Entries taken from a collection:
* * * * * * * * *

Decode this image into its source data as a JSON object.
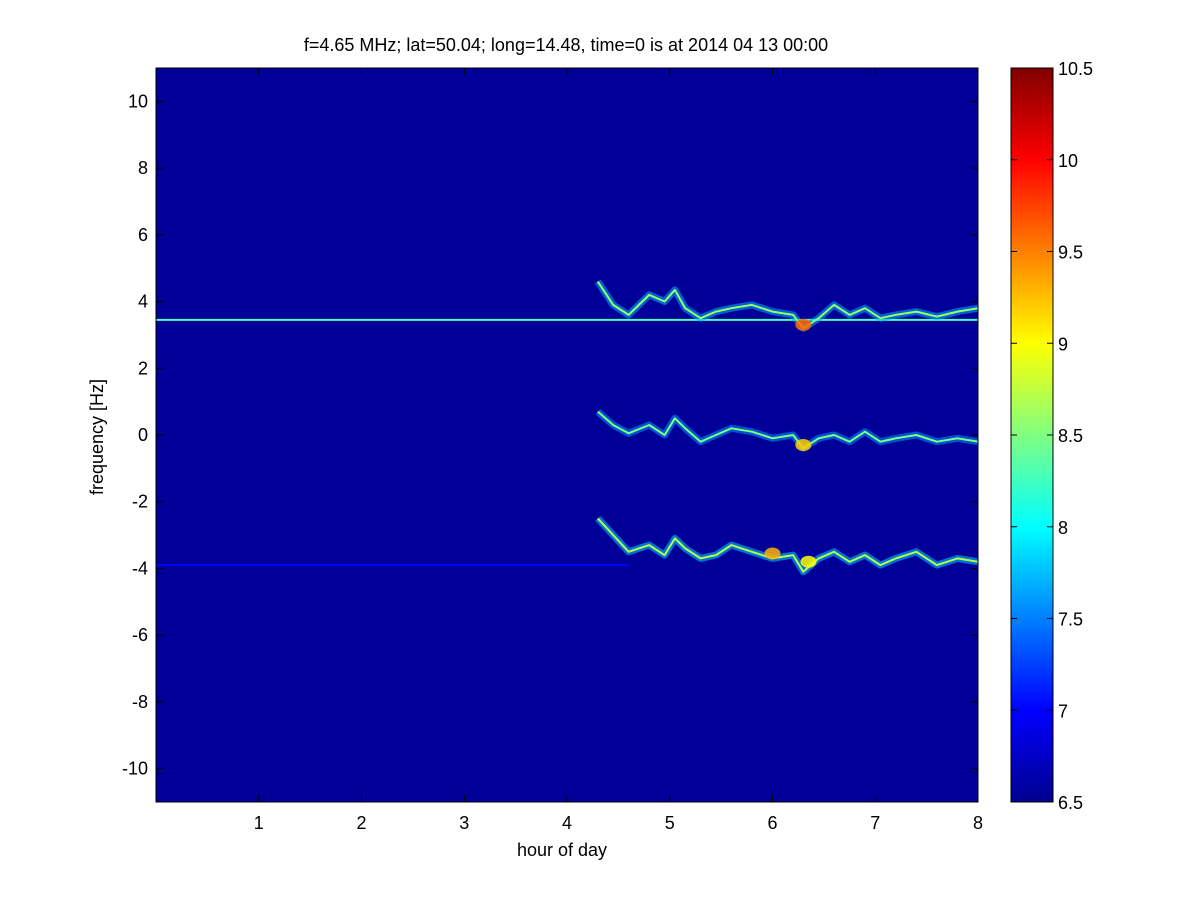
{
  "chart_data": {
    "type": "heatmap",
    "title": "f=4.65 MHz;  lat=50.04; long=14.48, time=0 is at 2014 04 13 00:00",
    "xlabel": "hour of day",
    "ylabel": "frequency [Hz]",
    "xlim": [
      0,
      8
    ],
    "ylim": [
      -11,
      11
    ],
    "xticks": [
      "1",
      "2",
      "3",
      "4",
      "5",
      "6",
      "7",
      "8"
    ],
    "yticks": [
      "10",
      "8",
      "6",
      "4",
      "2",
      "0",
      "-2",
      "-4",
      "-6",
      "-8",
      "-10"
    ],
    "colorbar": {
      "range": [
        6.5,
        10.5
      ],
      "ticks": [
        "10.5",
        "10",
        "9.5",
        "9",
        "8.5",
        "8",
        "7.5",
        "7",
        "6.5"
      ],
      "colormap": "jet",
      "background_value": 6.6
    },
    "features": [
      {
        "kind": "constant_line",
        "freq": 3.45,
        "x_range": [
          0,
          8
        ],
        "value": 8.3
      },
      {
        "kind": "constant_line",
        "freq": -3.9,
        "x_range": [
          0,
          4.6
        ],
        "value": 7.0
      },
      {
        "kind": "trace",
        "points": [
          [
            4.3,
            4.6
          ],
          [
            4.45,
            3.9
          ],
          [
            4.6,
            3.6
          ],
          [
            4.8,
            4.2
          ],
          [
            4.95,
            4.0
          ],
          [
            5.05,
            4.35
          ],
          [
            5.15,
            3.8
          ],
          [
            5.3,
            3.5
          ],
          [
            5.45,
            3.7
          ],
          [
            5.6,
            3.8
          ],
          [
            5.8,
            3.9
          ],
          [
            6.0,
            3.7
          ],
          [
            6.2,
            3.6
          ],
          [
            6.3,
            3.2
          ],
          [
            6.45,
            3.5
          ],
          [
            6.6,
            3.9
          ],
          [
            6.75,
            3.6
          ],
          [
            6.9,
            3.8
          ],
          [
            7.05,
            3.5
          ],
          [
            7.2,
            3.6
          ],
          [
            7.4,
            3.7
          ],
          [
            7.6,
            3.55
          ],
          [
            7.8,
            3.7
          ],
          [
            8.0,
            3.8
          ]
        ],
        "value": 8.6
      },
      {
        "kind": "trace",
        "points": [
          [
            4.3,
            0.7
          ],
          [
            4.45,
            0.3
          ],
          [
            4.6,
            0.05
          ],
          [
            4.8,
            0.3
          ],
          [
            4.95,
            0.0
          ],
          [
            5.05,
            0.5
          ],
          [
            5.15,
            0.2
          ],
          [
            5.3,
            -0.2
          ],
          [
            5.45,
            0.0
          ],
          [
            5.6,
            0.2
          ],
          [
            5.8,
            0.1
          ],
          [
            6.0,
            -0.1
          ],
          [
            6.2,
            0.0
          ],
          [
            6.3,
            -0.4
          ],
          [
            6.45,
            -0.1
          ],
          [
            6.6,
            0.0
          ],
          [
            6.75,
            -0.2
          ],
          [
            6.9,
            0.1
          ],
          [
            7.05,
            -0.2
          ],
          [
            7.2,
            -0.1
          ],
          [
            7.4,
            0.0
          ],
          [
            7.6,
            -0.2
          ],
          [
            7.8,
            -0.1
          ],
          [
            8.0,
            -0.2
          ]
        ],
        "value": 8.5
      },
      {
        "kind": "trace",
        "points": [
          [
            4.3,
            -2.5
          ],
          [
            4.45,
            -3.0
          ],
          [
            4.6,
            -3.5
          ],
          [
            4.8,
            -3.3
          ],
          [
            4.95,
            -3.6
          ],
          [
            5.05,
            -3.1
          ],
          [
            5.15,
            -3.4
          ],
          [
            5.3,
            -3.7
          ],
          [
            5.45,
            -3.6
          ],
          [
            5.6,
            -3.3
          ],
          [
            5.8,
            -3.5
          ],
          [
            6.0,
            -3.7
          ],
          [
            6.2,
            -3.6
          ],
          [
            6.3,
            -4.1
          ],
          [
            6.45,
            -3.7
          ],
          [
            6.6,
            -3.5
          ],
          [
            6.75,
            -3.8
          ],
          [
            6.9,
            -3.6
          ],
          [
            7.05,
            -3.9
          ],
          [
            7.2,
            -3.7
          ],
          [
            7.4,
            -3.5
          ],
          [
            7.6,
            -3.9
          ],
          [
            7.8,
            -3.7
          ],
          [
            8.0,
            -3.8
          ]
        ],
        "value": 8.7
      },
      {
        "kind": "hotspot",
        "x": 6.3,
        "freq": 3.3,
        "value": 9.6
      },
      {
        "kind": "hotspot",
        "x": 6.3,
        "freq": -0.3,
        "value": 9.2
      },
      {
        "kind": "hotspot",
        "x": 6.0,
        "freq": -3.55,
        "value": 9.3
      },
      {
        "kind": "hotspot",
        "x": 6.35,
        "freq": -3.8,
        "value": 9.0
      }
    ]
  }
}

* * * * * * * * *

Requirement: Please repeat the entries exactly. Do not include the pictures.

Right answer:
Decode this image into its source data as a JSON object.
{
  "chart_data": {
    "type": "heatmap",
    "title": "f=4.65 MHz;  lat=50.04; long=14.48, time=0 is at 2014 04 13 00:00",
    "xlabel": "hour of day",
    "ylabel": "frequency [Hz]",
    "xlim": [
      0,
      8
    ],
    "ylim": [
      -11,
      11
    ],
    "xticks": [
      "1",
      "2",
      "3",
      "4",
      "5",
      "6",
      "7",
      "8"
    ],
    "yticks": [
      "10",
      "8",
      "6",
      "4",
      "2",
      "0",
      "-2",
      "-4",
      "-6",
      "-8",
      "-10"
    ],
    "colorbar": {
      "range": [
        6.5,
        10.5
      ],
      "ticks": [
        "10.5",
        "10",
        "9.5",
        "9",
        "8.5",
        "8",
        "7.5",
        "7",
        "6.5"
      ],
      "colormap": "jet",
      "background_value": 6.6
    },
    "features": [
      {
        "kind": "constant_line",
        "freq": 3.45,
        "x_range": [
          0,
          8
        ],
        "value": 8.3
      },
      {
        "kind": "constant_line",
        "freq": -3.9,
        "x_range": [
          0,
          4.6
        ],
        "value": 7.0
      },
      {
        "kind": "trace",
        "points": [
          [
            4.3,
            4.6
          ],
          [
            4.45,
            3.9
          ],
          [
            4.6,
            3.6
          ],
          [
            4.8,
            4.2
          ],
          [
            4.95,
            4.0
          ],
          [
            5.05,
            4.35
          ],
          [
            5.15,
            3.8
          ],
          [
            5.3,
            3.5
          ],
          [
            5.45,
            3.7
          ],
          [
            5.6,
            3.8
          ],
          [
            5.8,
            3.9
          ],
          [
            6.0,
            3.7
          ],
          [
            6.2,
            3.6
          ],
          [
            6.3,
            3.2
          ],
          [
            6.45,
            3.5
          ],
          [
            6.6,
            3.9
          ],
          [
            6.75,
            3.6
          ],
          [
            6.9,
            3.8
          ],
          [
            7.05,
            3.5
          ],
          [
            7.2,
            3.6
          ],
          [
            7.4,
            3.7
          ],
          [
            7.6,
            3.55
          ],
          [
            7.8,
            3.7
          ],
          [
            8.0,
            3.8
          ]
        ],
        "value": 8.6
      },
      {
        "kind": "trace",
        "points": [
          [
            4.3,
            0.7
          ],
          [
            4.45,
            0.3
          ],
          [
            4.6,
            0.05
          ],
          [
            4.8,
            0.3
          ],
          [
            4.95,
            0.0
          ],
          [
            5.05,
            0.5
          ],
          [
            5.15,
            0.2
          ],
          [
            5.3,
            -0.2
          ],
          [
            5.45,
            0.0
          ],
          [
            5.6,
            0.2
          ],
          [
            5.8,
            0.1
          ],
          [
            6.0,
            -0.1
          ],
          [
            6.2,
            0.0
          ],
          [
            6.3,
            -0.4
          ],
          [
            6.45,
            -0.1
          ],
          [
            6.6,
            0.0
          ],
          [
            6.75,
            -0.2
          ],
          [
            6.9,
            0.1
          ],
          [
            7.05,
            -0.2
          ],
          [
            7.2,
            -0.1
          ],
          [
            7.4,
            0.0
          ],
          [
            7.6,
            -0.2
          ],
          [
            7.8,
            -0.1
          ],
          [
            8.0,
            -0.2
          ]
        ],
        "value": 8.5
      },
      {
        "kind": "trace",
        "points": [
          [
            4.3,
            -2.5
          ],
          [
            4.45,
            -3.0
          ],
          [
            4.6,
            -3.5
          ],
          [
            4.8,
            -3.3
          ],
          [
            4.95,
            -3.6
          ],
          [
            5.05,
            -3.1
          ],
          [
            5.15,
            -3.4
          ],
          [
            5.3,
            -3.7
          ],
          [
            5.45,
            -3.6
          ],
          [
            5.6,
            -3.3
          ],
          [
            5.8,
            -3.5
          ],
          [
            6.0,
            -3.7
          ],
          [
            6.2,
            -3.6
          ],
          [
            6.3,
            -4.1
          ],
          [
            6.45,
            -3.7
          ],
          [
            6.6,
            -3.5
          ],
          [
            6.75,
            -3.8
          ],
          [
            6.9,
            -3.6
          ],
          [
            7.05,
            -3.9
          ],
          [
            7.2,
            -3.7
          ],
          [
            7.4,
            -3.5
          ],
          [
            7.6,
            -3.9
          ],
          [
            7.8,
            -3.7
          ],
          [
            8.0,
            -3.8
          ]
        ],
        "value": 8.7
      },
      {
        "kind": "hotspot",
        "x": 6.3,
        "freq": 3.3,
        "value": 9.6
      },
      {
        "kind": "hotspot",
        "x": 6.3,
        "freq": -0.3,
        "value": 9.2
      },
      {
        "kind": "hotspot",
        "x": 6.0,
        "freq": -3.55,
        "value": 9.3
      },
      {
        "kind": "hotspot",
        "x": 6.35,
        "freq": -3.8,
        "value": 9.0
      }
    ]
  }
}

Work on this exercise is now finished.